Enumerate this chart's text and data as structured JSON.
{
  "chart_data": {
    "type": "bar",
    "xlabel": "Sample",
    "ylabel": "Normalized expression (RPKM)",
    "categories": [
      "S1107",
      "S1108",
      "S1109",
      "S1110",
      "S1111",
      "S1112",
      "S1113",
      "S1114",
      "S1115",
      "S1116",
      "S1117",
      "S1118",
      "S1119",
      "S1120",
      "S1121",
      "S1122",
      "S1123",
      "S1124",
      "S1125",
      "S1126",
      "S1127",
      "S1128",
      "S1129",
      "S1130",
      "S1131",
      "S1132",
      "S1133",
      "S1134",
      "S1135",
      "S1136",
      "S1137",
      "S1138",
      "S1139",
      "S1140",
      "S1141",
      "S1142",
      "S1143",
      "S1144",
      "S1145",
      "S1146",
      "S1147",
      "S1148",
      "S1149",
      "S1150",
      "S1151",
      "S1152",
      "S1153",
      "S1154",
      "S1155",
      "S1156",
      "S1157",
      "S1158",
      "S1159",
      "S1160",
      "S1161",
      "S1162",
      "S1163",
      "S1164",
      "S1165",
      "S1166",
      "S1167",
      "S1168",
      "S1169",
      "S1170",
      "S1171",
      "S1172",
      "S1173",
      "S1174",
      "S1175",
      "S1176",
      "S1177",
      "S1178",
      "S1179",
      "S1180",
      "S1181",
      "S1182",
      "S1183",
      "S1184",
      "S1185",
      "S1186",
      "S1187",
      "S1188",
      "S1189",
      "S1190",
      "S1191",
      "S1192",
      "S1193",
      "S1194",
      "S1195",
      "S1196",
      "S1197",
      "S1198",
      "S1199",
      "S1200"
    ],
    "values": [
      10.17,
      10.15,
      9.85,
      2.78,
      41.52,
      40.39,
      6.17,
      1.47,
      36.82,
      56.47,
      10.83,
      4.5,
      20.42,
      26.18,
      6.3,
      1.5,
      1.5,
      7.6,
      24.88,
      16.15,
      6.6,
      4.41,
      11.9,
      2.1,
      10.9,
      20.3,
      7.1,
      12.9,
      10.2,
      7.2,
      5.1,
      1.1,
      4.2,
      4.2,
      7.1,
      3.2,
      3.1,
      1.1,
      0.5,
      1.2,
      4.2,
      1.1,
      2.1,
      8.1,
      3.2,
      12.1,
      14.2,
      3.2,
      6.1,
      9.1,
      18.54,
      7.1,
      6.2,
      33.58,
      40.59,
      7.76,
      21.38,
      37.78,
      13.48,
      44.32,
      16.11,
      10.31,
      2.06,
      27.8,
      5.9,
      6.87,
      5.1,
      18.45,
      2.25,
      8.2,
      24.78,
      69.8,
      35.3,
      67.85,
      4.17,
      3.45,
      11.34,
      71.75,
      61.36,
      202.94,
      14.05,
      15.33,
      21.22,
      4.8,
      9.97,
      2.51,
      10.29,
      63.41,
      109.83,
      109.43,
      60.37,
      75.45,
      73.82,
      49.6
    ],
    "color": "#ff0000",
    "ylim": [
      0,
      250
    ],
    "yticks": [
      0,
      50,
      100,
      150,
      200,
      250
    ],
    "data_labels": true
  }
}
•••••
• _Directions_: Copy down the whole of the data above, matching it exactly.

• _Response to this task_:
Enumerate this chart's text and data as structured JSON.
{
  "chart_data": {
    "type": "bar",
    "xlabel": "Sample",
    "ylabel": "Normalized expression (RPKM)",
    "categories": [
      "S1107",
      "S1108",
      "S1109",
      "S1110",
      "S1111",
      "S1112",
      "S1113",
      "S1114",
      "S1115",
      "S1116",
      "S1117",
      "S1118",
      "S1119",
      "S1120",
      "S1121",
      "S1122",
      "S1123",
      "S1124",
      "S1125",
      "S1126",
      "S1127",
      "S1128",
      "S1129",
      "S1130",
      "S1131",
      "S1132",
      "S1133",
      "S1134",
      "S1135",
      "S1136",
      "S1137",
      "S1138",
      "S1139",
      "S1140",
      "S1141",
      "S1142",
      "S1143",
      "S1144",
      "S1145",
      "S1146",
      "S1147",
      "S1148",
      "S1149",
      "S1150",
      "S1151",
      "S1152",
      "S1153",
      "S1154",
      "S1155",
      "S1156",
      "S1157",
      "S1158",
      "S1159",
      "S1160",
      "S1161",
      "S1162",
      "S1163",
      "S1164",
      "S1165",
      "S1166",
      "S1167",
      "S1168",
      "S1169",
      "S1170",
      "S1171",
      "S1172",
      "S1173",
      "S1174",
      "S1175",
      "S1176",
      "S1177",
      "S1178",
      "S1179",
      "S1180",
      "S1181",
      "S1182",
      "S1183",
      "S1184",
      "S1185",
      "S1186",
      "S1187",
      "S1188",
      "S1189",
      "S1190",
      "S1191",
      "S1192",
      "S1193",
      "S1194",
      "S1195",
      "S1196",
      "S1197",
      "S1198",
      "S1199",
      "S1200"
    ],
    "values": [
      10.17,
      10.15,
      9.85,
      2.78,
      41.52,
      40.39,
      6.17,
      1.47,
      36.82,
      56.47,
      10.83,
      4.5,
      20.42,
      26.18,
      6.3,
      1.5,
      1.5,
      7.6,
      24.88,
      16.15,
      6.6,
      4.41,
      11.9,
      2.1,
      10.9,
      20.3,
      7.1,
      12.9,
      10.2,
      7.2,
      5.1,
      1.1,
      4.2,
      4.2,
      7.1,
      3.2,
      3.1,
      1.1,
      0.5,
      1.2,
      4.2,
      1.1,
      2.1,
      8.1,
      3.2,
      12.1,
      14.2,
      3.2,
      6.1,
      9.1,
      18.54,
      7.1,
      6.2,
      33.58,
      40.59,
      7.76,
      21.38,
      37.78,
      13.48,
      44.32,
      16.11,
      10.31,
      2.06,
      27.8,
      5.9,
      6.87,
      5.1,
      18.45,
      2.25,
      8.2,
      24.78,
      69.8,
      35.3,
      67.85,
      4.17,
      3.45,
      11.34,
      71.75,
      61.36,
      202.94,
      14.05,
      15.33,
      21.22,
      4.8,
      9.97,
      2.51,
      10.29,
      63.41,
      109.83,
      109.43,
      60.37,
      75.45,
      73.82,
      49.6
    ],
    "color": "#ff0000",
    "ylim": [
      0,
      250
    ],
    "yticks": [
      0,
      50,
      100,
      150,
      200,
      250
    ],
    "data_labels": true
  }
}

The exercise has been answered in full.